▸ Problem to work on: Without changing a character, return the entries, but not the images they hold.

▸ Entries provided:

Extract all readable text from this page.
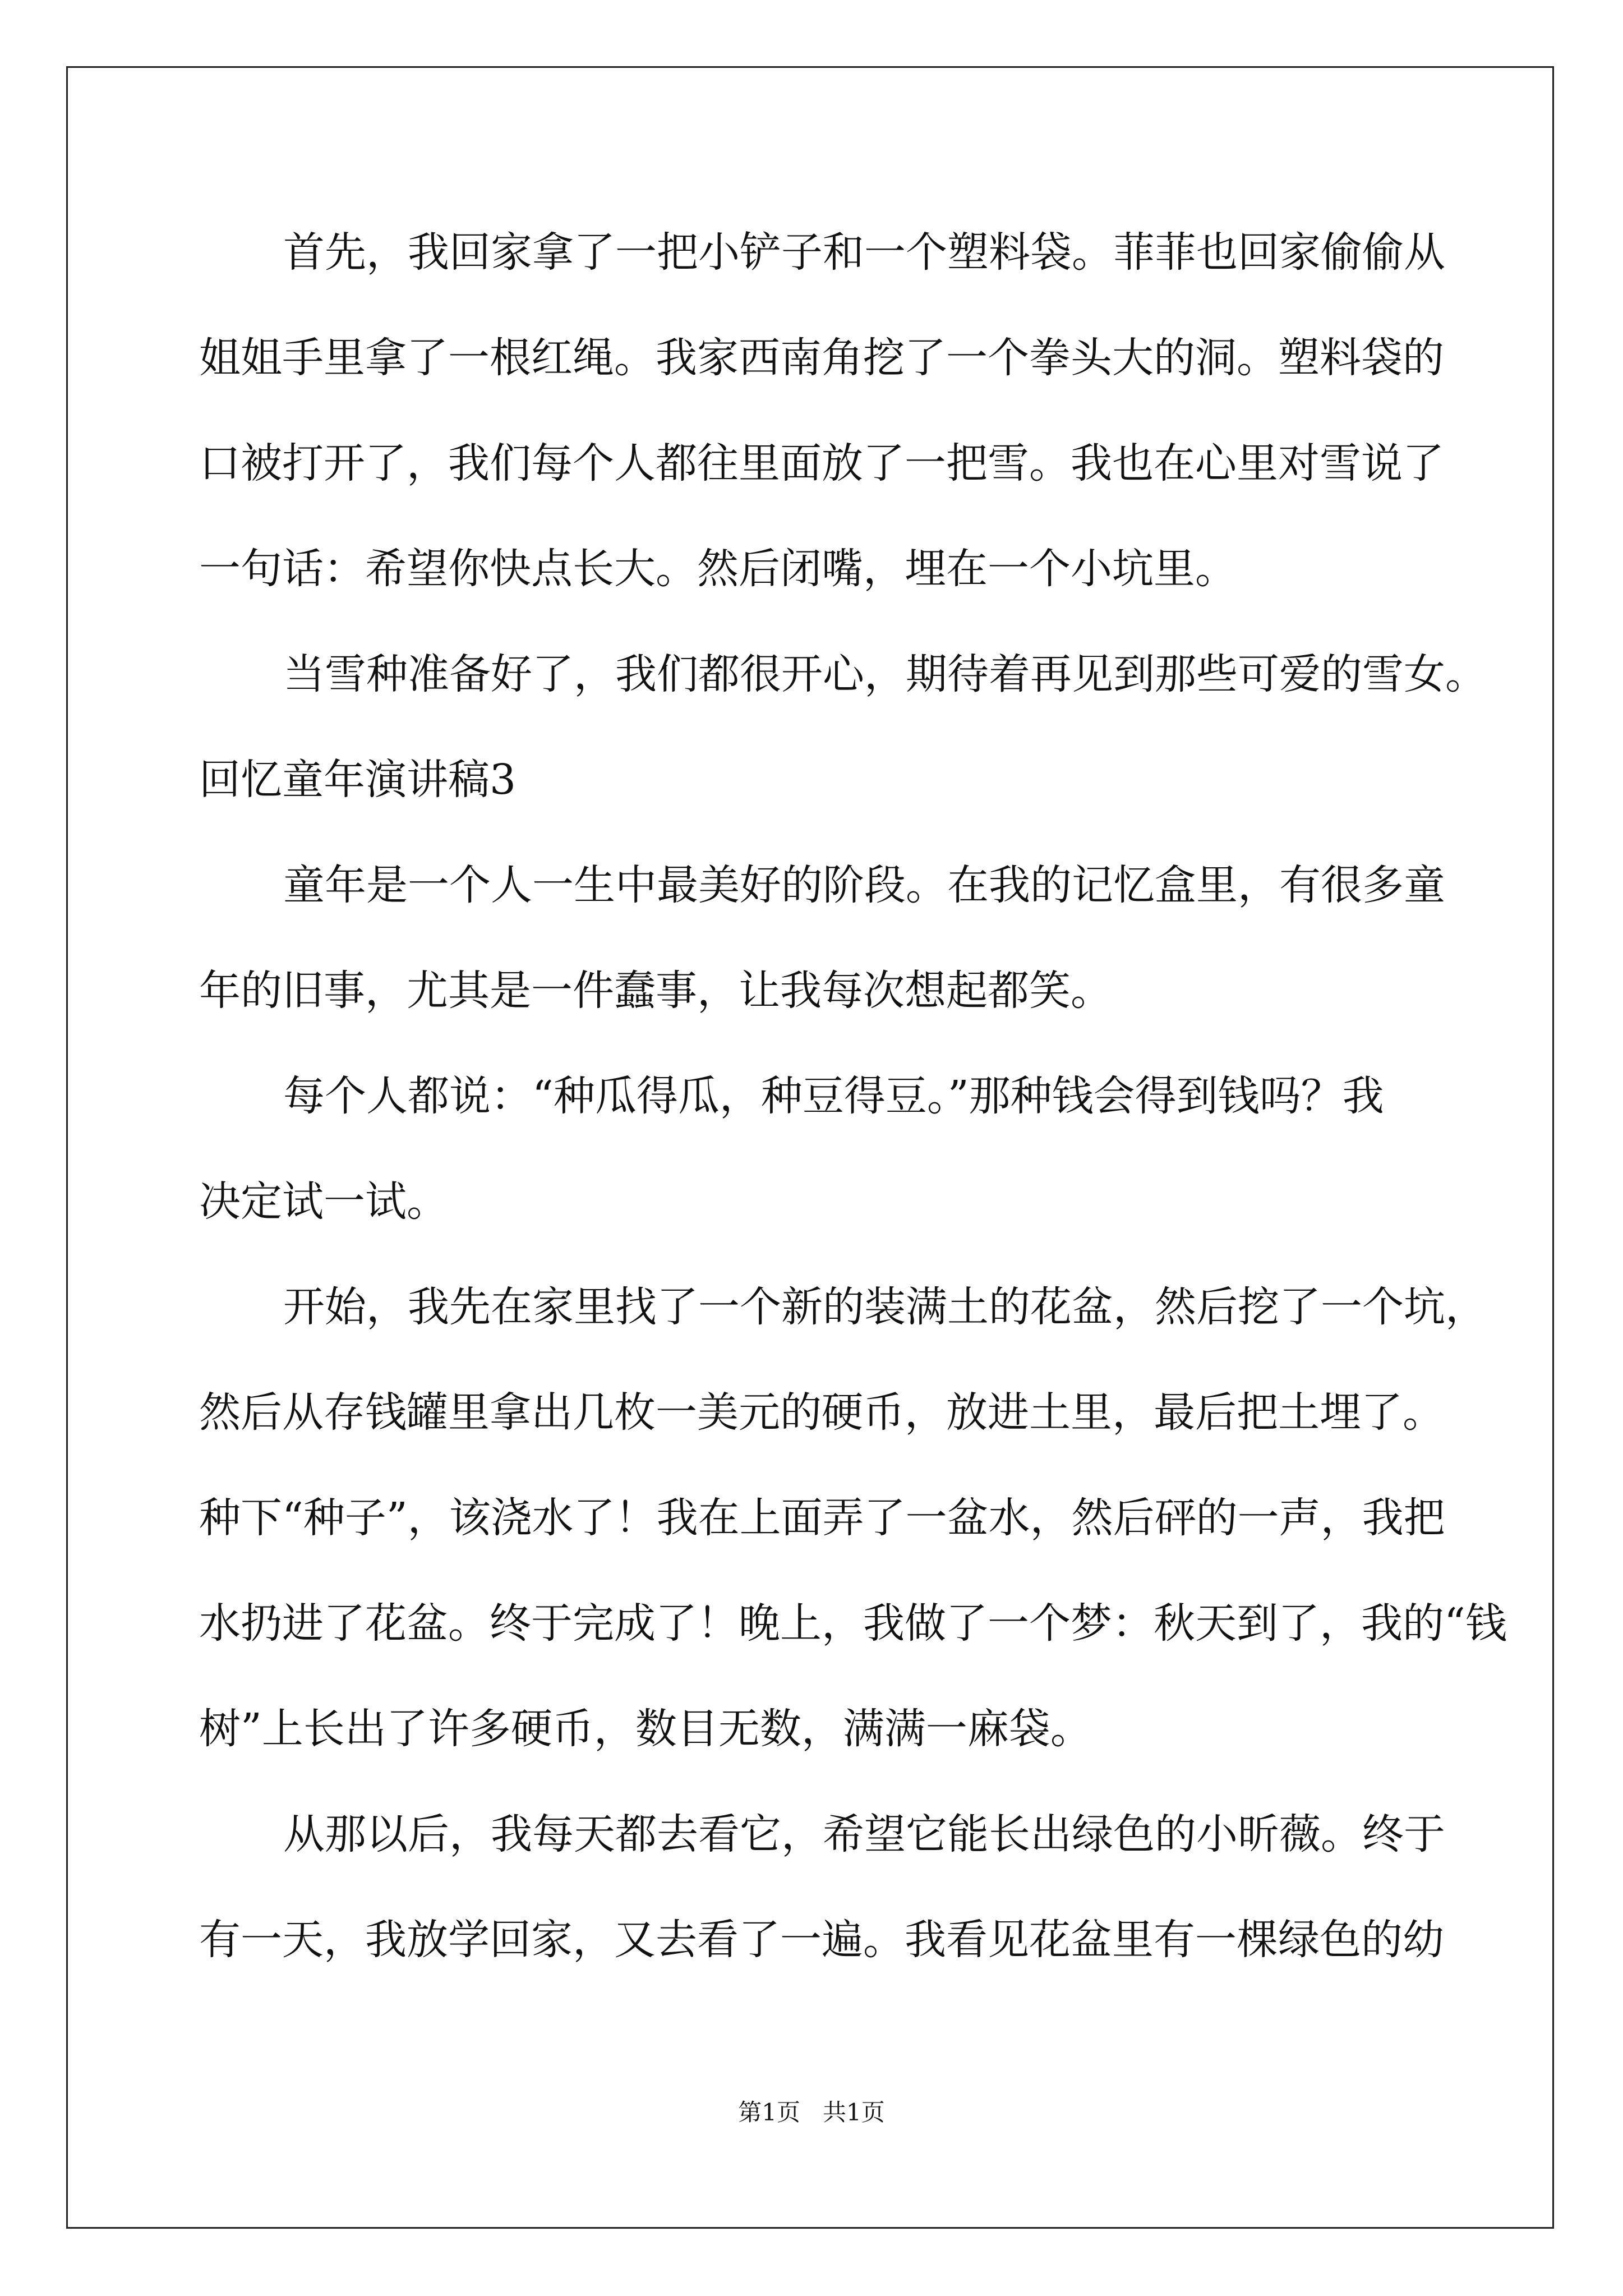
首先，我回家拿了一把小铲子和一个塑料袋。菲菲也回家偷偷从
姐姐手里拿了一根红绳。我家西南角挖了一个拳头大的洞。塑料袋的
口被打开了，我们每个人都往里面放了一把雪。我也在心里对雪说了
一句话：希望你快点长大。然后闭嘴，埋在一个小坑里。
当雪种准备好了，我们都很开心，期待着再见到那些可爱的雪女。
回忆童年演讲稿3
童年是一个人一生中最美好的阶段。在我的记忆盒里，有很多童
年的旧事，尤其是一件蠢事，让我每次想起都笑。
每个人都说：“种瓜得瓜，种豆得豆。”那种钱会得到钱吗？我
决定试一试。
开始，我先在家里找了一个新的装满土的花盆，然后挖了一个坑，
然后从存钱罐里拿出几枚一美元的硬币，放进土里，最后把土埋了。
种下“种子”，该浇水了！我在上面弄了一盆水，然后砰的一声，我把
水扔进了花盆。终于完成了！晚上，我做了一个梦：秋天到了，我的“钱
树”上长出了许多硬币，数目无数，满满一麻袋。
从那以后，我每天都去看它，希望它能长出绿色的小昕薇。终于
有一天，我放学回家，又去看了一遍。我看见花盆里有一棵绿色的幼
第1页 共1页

▸ Full answer:
Extract all readable text from this page.
首先，我回家拿了一把小铲子和一个塑料袋。菲菲也回家偷偷从
姐姐手里拿了一根红绳。我家西南角挖了一个拳头大的洞。塑料袋的
口被打开了，我们每个人都往里面放了一把雪。我也在心里对雪说了
一句话：希望你快点长大。然后闭嘴，埋在一个小坑里。
当雪种准备好了，我们都很开心，期待着再见到那些可爱的雪女。
回忆童年演讲稿3
童年是一个人一生中最美好的阶段。在我的记忆盒里，有很多童
年的旧事，尤其是一件蠢事，让我每次想起都笑。
每个人都说：“种瓜得瓜，种豆得豆。”那种钱会得到钱吗？我
决定试一试。
开始，我先在家里找了一个新的装满土的花盆，然后挖了一个坑，
然后从存钱罐里拿出几枚一美元的硬币，放进土里，最后把土埋了。
种下“种子”，该浇水了！我在上面弄了一盆水，然后砰的一声，我把
水扔进了花盆。终于完成了！晚上，我做了一个梦：秋天到了，我的“钱
树”上长出了许多硬币，数目无数，满满一麻袋。
从那以后，我每天都去看它，希望它能长出绿色的小昕薇。终于
有一天，我放学回家，又去看了一遍。我看见花盆里有一棵绿色的幼
第1页 共1页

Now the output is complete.